Give every line below again, exactly.

■ ■ ■ ■ ■

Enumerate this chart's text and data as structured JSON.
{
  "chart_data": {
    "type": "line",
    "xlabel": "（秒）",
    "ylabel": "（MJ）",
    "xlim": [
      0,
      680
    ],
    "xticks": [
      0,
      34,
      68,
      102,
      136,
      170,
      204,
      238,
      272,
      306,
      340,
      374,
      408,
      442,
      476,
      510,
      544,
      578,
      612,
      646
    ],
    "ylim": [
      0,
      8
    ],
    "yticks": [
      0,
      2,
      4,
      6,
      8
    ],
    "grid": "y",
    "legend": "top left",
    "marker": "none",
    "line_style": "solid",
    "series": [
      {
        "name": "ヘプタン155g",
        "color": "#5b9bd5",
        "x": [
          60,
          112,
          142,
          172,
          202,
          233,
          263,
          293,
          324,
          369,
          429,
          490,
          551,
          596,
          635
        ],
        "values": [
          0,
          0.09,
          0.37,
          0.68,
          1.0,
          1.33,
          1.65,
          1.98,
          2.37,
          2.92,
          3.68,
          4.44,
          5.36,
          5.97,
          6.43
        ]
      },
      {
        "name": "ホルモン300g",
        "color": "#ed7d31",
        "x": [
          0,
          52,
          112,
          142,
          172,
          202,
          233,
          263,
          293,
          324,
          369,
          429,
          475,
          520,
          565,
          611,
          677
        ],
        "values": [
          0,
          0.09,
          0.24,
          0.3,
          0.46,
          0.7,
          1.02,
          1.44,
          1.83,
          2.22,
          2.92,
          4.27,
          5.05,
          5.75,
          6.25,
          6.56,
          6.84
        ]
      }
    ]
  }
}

■ ■ ■ ■ ■

◆ FINAL RESULT:
Enumerate this chart's text and data as structured JSON.
{
  "chart_data": {
    "type": "line",
    "xlabel": "（秒）",
    "ylabel": "（MJ）",
    "xlim": [
      0,
      680
    ],
    "xticks": [
      0,
      34,
      68,
      102,
      136,
      170,
      204,
      238,
      272,
      306,
      340,
      374,
      408,
      442,
      476,
      510,
      544,
      578,
      612,
      646
    ],
    "ylim": [
      0,
      8
    ],
    "yticks": [
      0,
      2,
      4,
      6,
      8
    ],
    "grid": "y",
    "legend": "top left",
    "marker": "none",
    "line_style": "solid",
    "series": [
      {
        "name": "ヘプタン155g",
        "color": "#5b9bd5",
        "x": [
          60,
          112,
          142,
          172,
          202,
          233,
          263,
          293,
          324,
          369,
          429,
          490,
          551,
          596,
          635
        ],
        "values": [
          0,
          0.09,
          0.37,
          0.68,
          1.0,
          1.33,
          1.65,
          1.98,
          2.37,
          2.92,
          3.68,
          4.44,
          5.36,
          5.97,
          6.43
        ]
      },
      {
        "name": "ホルモン300g",
        "color": "#ed7d31",
        "x": [
          0,
          52,
          112,
          142,
          172,
          202,
          233,
          263,
          293,
          324,
          369,
          429,
          475,
          520,
          565,
          611,
          677
        ],
        "values": [
          0,
          0.09,
          0.24,
          0.3,
          0.46,
          0.7,
          1.02,
          1.44,
          1.83,
          2.22,
          2.92,
          4.27,
          5.05,
          5.75,
          6.25,
          6.56,
          6.84
        ]
      }
    ]
  }
}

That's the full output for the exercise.